>> Begin Supplied information

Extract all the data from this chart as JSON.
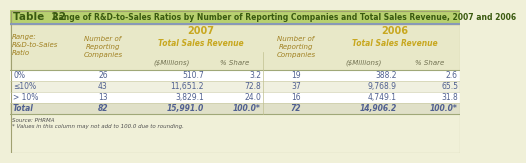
{
  "title_bold": "Table  22",
  "title_rest": " Range of R&D-to-Sales Ratios by Number of Reporting Companies and Total Sales Revenue, 2007 and 2006",
  "rows": [
    [
      "0%",
      "26",
      "510.7",
      "3.2",
      "19",
      "388.2",
      "2.6"
    ],
    [
      "≤10%",
      "43",
      "11,651.2",
      "72.8",
      "37",
      "9,768.9",
      "65.5"
    ],
    [
      "> 10%",
      "13",
      "3,829.1",
      "24.0",
      "16",
      "4,749.1",
      "31.8"
    ],
    [
      "Total",
      "82",
      "15,991.0",
      "100.0*",
      "72",
      "14,906.2",
      "100.0*"
    ]
  ],
  "footnotes": [
    "Source: PHRMA",
    "* Values in this column may not add to 100.0 due to rounding."
  ],
  "title_bg": "#b8d070",
  "title_bold_color": "#3a5a10",
  "title_rest_color": "#3a5a10",
  "header_bg": "#e8e8c8",
  "header_line_color": "#c8b870",
  "year_color": "#c8a820",
  "tsr_color": "#c8a820",
  "sub_hdr_color": "#707050",
  "left_hdr_color": "#a08020",
  "row_bg": [
    "#ffffff",
    "#f0f0e0",
    "#ffffff",
    "#e0e0c8"
  ],
  "data_text_color": "#506090",
  "label_text_color": "#506090",
  "total_text_color": "#506090",
  "footnote_color": "#505050",
  "border_color": "#a0a070",
  "separator_color": "#c0c090",
  "bg_color": "#f0f0d8"
}
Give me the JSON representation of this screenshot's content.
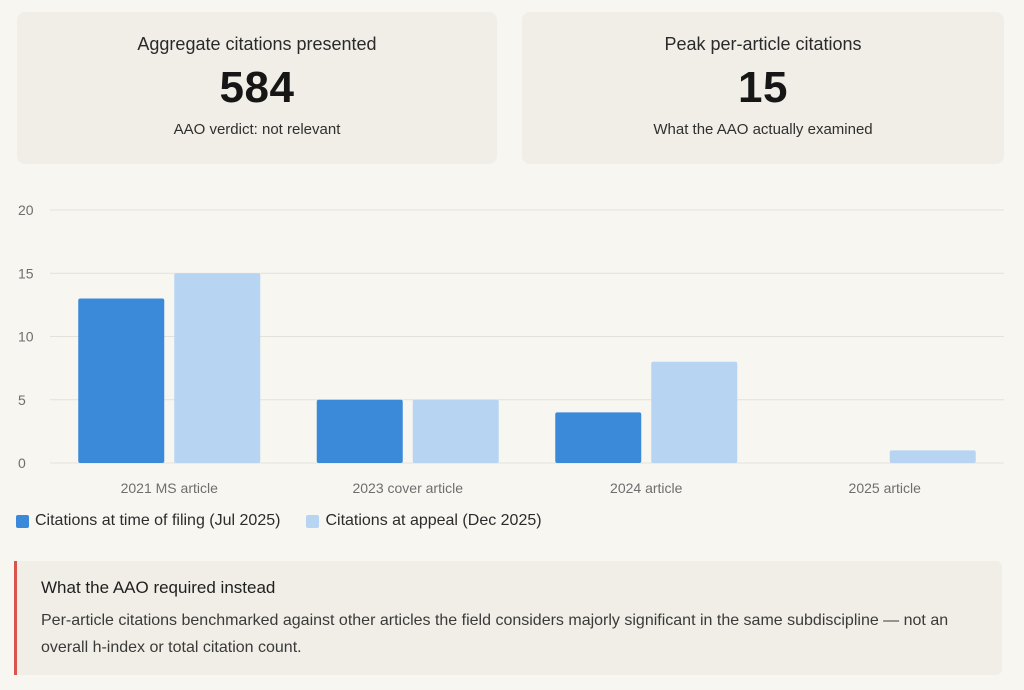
{
  "cards": [
    {
      "title": "Aggregate citations presented",
      "value": "584",
      "subtitle": "AAO verdict: not relevant"
    },
    {
      "title": "Peak per-article citations",
      "value": "15",
      "subtitle": "What the AAO actually examined"
    }
  ],
  "chart_data": {
    "type": "bar",
    "title": "",
    "xlabel": "",
    "ylabel": "",
    "categories": [
      "2021 MS article",
      "2023 cover article",
      "2024 article",
      "2025 article"
    ],
    "series": [
      {
        "name": "Citations at time of filing (Jul 2025)",
        "values": [
          13,
          5,
          4,
          0
        ],
        "color": "#3b8ad9"
      },
      {
        "name": "Citations at appeal (Dec 2025)",
        "values": [
          15,
          5,
          8,
          1
        ],
        "color": "#b7d5f3"
      }
    ],
    "ylim": [
      0,
      20
    ],
    "yticks": [
      0,
      5,
      10,
      15,
      20
    ],
    "grid": true,
    "legend_position": "bottom-left"
  },
  "callout": {
    "title": "What the AAO required instead",
    "text": "Per-article citations benchmarked against other articles the field considers majorly significant in the same subdiscipline — not an overall h-index or total citation count.",
    "border_color": "#d9534f"
  }
}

>> End Supplied information

## Problem statement
Take the lines from the one that contains "Give me the" down to the last line of the listing above, both included, and set them down exactly, leaving out pictures.

## The reply
Give me the JSON representation of this screenshot's content.
{
  "cards": [
    {
      "title": "Aggregate citations presented",
      "value": "584",
      "subtitle": "AAO verdict: not relevant"
    },
    {
      "title": "Peak per-article citations",
      "value": "15",
      "subtitle": "What the AAO actually examined"
    }
  ],
  "chart_data": {
    "type": "bar",
    "title": "",
    "xlabel": "",
    "ylabel": "",
    "categories": [
      "2021 MS article",
      "2023 cover article",
      "2024 article",
      "2025 article"
    ],
    "series": [
      {
        "name": "Citations at time of filing (Jul 2025)",
        "values": [
          13,
          5,
          4,
          0
        ],
        "color": "#3b8ad9"
      },
      {
        "name": "Citations at appeal (Dec 2025)",
        "values": [
          15,
          5,
          8,
          1
        ],
        "color": "#b7d5f3"
      }
    ],
    "ylim": [
      0,
      20
    ],
    "yticks": [
      0,
      5,
      10,
      15,
      20
    ],
    "grid": true,
    "legend_position": "bottom-left"
  },
  "callout": {
    "title": "What the AAO required instead",
    "text": "Per-article citations benchmarked against other articles the field considers majorly significant in the same subdiscipline — not an overall h-index or total citation count.",
    "border_color": "#d9534f"
  }
}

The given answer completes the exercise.